- _EXERCISE AIM_:
From the material below, list every line containing "JSON".

Dataset items:
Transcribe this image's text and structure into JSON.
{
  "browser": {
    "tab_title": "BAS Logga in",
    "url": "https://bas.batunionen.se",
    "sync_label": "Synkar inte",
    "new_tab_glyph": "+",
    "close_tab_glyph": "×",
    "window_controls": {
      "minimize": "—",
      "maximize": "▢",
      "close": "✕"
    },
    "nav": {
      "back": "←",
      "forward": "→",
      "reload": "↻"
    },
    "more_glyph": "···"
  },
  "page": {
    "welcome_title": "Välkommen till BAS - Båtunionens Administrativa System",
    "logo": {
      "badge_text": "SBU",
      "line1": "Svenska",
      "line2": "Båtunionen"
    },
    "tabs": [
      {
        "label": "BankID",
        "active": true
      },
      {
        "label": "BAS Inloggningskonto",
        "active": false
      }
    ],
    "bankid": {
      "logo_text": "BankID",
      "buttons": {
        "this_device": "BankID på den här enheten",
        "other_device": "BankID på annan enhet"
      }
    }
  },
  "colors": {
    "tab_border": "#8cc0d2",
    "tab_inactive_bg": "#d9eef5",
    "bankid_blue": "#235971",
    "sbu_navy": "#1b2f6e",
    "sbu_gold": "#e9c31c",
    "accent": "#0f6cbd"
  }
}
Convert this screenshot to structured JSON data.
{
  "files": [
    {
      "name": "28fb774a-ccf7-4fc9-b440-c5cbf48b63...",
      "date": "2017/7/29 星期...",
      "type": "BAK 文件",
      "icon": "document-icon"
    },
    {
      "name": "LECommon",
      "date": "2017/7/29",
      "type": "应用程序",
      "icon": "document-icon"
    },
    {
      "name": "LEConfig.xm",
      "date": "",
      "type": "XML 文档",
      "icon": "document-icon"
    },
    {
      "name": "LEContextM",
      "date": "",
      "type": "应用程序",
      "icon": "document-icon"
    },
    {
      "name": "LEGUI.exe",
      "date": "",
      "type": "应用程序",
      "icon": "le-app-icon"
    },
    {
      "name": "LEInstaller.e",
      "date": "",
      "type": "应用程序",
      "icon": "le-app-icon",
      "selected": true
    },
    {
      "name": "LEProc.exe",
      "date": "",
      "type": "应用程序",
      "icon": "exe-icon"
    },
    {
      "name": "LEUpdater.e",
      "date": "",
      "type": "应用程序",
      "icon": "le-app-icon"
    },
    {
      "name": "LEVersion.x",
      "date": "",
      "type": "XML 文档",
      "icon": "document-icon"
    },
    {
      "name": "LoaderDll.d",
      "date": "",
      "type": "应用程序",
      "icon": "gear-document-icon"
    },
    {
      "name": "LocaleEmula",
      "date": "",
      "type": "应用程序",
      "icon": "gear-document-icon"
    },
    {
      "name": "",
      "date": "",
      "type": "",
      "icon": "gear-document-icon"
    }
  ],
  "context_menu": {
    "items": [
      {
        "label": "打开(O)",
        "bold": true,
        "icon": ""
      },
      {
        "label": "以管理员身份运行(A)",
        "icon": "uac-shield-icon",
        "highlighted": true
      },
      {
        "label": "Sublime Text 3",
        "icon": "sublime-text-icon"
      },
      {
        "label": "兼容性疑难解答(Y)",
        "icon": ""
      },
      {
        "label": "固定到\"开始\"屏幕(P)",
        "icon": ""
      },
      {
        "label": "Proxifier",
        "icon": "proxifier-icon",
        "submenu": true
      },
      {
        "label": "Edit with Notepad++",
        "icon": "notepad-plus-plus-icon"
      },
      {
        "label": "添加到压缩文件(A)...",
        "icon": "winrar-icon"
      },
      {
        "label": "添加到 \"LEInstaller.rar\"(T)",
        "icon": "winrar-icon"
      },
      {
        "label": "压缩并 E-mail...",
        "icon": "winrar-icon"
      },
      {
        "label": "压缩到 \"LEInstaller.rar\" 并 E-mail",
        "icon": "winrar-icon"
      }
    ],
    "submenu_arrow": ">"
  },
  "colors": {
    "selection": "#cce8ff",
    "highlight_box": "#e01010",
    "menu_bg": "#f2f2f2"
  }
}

- _OUTPUT_:
Transcribe this image's text and structure into JSON.
Convert this screenshot to structured JSON data.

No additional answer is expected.